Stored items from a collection
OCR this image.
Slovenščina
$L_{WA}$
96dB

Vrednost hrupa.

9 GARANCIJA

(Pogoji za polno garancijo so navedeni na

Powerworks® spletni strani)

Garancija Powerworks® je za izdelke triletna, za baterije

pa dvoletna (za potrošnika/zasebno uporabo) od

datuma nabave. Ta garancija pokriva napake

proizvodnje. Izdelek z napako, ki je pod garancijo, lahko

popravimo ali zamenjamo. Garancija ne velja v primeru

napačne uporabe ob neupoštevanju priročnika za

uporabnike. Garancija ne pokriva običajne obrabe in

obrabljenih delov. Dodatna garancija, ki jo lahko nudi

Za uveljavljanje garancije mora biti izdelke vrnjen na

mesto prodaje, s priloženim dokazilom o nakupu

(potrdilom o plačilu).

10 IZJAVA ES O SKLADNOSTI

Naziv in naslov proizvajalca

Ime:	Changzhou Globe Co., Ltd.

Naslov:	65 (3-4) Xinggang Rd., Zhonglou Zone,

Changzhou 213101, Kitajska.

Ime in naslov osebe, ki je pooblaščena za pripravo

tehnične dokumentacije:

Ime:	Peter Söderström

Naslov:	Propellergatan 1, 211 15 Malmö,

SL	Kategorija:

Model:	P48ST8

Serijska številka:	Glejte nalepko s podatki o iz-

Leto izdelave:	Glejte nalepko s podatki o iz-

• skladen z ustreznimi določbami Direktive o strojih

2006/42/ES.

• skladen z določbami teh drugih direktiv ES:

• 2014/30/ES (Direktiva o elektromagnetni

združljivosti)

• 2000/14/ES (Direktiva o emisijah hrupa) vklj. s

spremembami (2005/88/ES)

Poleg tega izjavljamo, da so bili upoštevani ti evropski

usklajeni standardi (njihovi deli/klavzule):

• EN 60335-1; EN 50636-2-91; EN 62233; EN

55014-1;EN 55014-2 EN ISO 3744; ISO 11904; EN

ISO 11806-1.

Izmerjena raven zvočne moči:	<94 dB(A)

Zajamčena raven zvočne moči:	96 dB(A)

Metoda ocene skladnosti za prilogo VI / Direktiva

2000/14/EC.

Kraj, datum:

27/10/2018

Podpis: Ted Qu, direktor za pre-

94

# The problem
Write the material out again in its entirety, exactly as shown.

# Written response
OCR this image.
Slovenščina
$L_{WA}$
96dB

Vrednost hrupa.

9 GARANCIJA

(Pogoji za polno garancijo so navedeni na

Powerworks® spletni strani)

Garancija Powerworks® je za izdelke triletna, za baterije

pa dvoletna (za potrošnika/zasebno uporabo) od

datuma nabave. Ta garancija pokriva napake

proizvodnje. Izdelek z napako, ki je pod garancijo, lahko

popravimo ali zamenjamo. Garancija ne velja v primeru

napačne uporabe ob neupoštevanju priročnika za

uporabnike. Garancija ne pokriva običajne obrabe in

obrabljenih delov. Dodatna garancija, ki jo lahko nudi

Za uveljavljanje garancije mora biti izdelke vrnjen na

mesto prodaje, s priloženim dokazilom o nakupu

(potrdilom o plačilu).

10 IZJAVA ES O SKLADNOSTI

Naziv in naslov proizvajalca

Ime:	Changzhou Globe Co., Ltd.

Naslov:	65 (3-4) Xinggang Rd., Zhonglou Zone,

Changzhou 213101, Kitajska.

Ime in naslov osebe, ki je pooblaščena za pripravo

tehnične dokumentacije:

Ime:	Peter Söderström

Naslov:	Propellergatan 1, 211 15 Malmö,

SL	Kategorija:

Model:	P48ST8

Serijska številka:	Glejte nalepko s podatki o iz-

Leto izdelave:	Glejte nalepko s podatki o iz-

• skladen z ustreznimi določbami Direktive o strojih

2006/42/ES.

• skladen z določbami teh drugih direktiv ES:

• 2014/30/ES (Direktiva o elektromagnetni

združljivosti)

• 2000/14/ES (Direktiva o emisijah hrupa) vklj. s

spremembami (2005/88/ES)

Poleg tega izjavljamo, da so bili upoštevani ti evropski

usklajeni standardi (njihovi deli/klavzule):

• EN 60335-1; EN 50636-2-91; EN 62233; EN

55014-1;EN 55014-2 EN ISO 3744; ISO 11904; EN

ISO 11806-1.

Izmerjena raven zvočne moči:	<94 dB(A)

Zajamčena raven zvočne moči:	96 dB(A)

Metoda ocene skladnosti za prilogo VI / Direktiva

2000/14/EC.

Kraj, datum:

27/10/2018

Podpis: Ted Qu, direktor za pre-

94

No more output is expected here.